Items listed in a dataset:
+---+

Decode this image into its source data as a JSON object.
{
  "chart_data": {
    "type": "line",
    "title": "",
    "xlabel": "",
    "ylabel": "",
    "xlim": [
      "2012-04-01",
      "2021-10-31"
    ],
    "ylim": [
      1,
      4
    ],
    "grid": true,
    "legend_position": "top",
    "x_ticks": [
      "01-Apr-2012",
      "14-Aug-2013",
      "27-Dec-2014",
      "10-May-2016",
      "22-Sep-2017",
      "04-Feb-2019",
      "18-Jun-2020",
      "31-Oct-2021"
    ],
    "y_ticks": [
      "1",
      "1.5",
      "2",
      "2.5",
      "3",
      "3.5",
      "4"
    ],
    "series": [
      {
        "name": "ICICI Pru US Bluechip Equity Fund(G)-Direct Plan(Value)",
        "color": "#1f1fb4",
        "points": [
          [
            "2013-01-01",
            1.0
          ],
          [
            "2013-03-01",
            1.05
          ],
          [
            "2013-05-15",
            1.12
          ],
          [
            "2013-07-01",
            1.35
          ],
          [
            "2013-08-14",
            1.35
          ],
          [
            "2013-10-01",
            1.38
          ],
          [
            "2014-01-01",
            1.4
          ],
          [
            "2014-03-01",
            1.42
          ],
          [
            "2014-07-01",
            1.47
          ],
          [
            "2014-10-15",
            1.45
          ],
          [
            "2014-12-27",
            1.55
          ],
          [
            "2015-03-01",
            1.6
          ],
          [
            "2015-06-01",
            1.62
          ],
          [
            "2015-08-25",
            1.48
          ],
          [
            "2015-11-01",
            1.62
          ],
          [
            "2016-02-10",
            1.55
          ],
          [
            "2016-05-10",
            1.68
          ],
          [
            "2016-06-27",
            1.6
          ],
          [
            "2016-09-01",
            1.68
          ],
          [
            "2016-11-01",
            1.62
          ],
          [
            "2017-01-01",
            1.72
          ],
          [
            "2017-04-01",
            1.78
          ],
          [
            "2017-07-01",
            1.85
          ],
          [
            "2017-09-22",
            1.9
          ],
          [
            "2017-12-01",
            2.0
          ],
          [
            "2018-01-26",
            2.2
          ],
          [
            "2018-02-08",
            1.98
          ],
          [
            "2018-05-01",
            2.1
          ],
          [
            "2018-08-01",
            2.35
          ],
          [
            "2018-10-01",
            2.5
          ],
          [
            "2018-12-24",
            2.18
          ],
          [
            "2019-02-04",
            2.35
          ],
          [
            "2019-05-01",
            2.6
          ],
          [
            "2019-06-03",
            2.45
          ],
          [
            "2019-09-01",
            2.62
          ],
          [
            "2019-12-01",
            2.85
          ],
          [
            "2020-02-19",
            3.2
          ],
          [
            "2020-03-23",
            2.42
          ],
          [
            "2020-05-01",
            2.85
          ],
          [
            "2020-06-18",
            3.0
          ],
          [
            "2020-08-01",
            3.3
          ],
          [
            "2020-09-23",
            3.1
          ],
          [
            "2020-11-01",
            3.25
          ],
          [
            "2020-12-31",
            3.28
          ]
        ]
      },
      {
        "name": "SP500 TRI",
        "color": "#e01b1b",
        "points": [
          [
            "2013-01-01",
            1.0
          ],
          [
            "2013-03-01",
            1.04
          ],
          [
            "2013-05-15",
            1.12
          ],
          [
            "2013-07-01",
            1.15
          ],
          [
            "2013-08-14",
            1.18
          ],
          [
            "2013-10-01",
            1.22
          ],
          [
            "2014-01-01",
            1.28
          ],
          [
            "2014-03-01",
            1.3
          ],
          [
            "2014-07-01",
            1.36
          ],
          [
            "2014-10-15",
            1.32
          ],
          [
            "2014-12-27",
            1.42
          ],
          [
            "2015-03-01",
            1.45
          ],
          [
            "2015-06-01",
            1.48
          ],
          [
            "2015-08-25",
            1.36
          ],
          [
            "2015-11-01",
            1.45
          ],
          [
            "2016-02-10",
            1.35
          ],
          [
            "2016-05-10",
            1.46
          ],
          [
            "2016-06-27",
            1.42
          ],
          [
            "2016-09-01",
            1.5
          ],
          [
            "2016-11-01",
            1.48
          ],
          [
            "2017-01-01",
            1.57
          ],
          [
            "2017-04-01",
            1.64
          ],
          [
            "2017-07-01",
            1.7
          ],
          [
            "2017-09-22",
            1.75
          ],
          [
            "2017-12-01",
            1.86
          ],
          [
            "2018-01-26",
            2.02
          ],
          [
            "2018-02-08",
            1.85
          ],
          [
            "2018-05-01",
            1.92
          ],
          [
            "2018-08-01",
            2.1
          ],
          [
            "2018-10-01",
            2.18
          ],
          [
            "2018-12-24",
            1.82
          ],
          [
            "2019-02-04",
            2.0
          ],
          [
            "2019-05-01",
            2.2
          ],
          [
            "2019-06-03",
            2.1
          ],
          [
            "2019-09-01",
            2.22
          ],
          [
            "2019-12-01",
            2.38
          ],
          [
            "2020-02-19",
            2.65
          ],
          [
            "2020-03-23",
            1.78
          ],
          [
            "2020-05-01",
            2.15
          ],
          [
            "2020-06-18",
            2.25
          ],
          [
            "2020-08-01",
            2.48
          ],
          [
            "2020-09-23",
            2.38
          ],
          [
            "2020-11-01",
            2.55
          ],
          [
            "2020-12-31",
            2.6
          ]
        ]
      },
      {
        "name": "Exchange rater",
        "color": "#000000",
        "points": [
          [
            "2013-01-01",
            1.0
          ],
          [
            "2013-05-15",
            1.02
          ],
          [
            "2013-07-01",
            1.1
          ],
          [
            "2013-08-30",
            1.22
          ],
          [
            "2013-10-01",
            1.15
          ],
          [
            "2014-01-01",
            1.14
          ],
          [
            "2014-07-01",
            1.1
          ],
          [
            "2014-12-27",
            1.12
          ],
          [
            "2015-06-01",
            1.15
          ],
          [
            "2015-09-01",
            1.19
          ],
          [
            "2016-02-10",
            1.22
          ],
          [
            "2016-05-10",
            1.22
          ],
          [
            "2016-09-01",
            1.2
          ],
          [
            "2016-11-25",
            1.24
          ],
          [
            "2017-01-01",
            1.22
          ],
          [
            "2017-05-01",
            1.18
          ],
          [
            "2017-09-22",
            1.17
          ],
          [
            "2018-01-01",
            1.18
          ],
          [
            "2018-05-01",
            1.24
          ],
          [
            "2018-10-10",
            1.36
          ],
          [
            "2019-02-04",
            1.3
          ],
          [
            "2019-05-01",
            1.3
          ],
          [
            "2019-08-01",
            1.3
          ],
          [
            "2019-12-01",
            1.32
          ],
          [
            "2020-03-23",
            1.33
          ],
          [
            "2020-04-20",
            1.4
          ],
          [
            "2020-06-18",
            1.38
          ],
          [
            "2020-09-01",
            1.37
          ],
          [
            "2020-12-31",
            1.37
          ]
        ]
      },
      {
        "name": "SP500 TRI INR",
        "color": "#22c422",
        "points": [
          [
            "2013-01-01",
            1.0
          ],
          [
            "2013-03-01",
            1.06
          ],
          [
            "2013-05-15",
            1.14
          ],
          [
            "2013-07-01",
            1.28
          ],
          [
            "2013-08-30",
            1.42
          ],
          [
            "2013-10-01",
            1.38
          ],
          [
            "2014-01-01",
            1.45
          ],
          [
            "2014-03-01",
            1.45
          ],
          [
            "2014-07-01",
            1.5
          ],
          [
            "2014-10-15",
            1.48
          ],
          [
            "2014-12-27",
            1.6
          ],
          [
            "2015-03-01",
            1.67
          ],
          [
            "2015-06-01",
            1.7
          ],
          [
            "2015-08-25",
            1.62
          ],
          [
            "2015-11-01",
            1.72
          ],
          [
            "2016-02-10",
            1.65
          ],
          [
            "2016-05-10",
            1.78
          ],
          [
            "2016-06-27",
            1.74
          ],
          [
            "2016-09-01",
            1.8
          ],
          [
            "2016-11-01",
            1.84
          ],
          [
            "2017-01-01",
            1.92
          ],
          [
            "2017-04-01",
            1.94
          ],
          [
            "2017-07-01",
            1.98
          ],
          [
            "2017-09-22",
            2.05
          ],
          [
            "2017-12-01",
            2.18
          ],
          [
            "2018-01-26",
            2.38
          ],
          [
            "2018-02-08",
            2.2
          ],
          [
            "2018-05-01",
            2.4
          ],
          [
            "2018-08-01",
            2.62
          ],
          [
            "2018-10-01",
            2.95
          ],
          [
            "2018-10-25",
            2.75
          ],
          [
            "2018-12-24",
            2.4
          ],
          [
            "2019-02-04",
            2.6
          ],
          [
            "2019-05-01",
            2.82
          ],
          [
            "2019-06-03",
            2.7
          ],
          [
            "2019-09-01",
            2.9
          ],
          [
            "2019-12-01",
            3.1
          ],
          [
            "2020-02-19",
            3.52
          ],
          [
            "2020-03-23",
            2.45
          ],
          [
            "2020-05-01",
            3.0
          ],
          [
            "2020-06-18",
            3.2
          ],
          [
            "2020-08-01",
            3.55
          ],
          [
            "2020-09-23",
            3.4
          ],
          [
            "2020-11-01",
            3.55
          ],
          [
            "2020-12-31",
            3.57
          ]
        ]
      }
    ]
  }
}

+---+

* _Task instructions_: Gather each line in the data that holds the string "color".

* _Written answer_:
        "color": "#1f1fb4",
        "color": "#e01b1b",
        "color": "#000000",
        "color": "#22c422",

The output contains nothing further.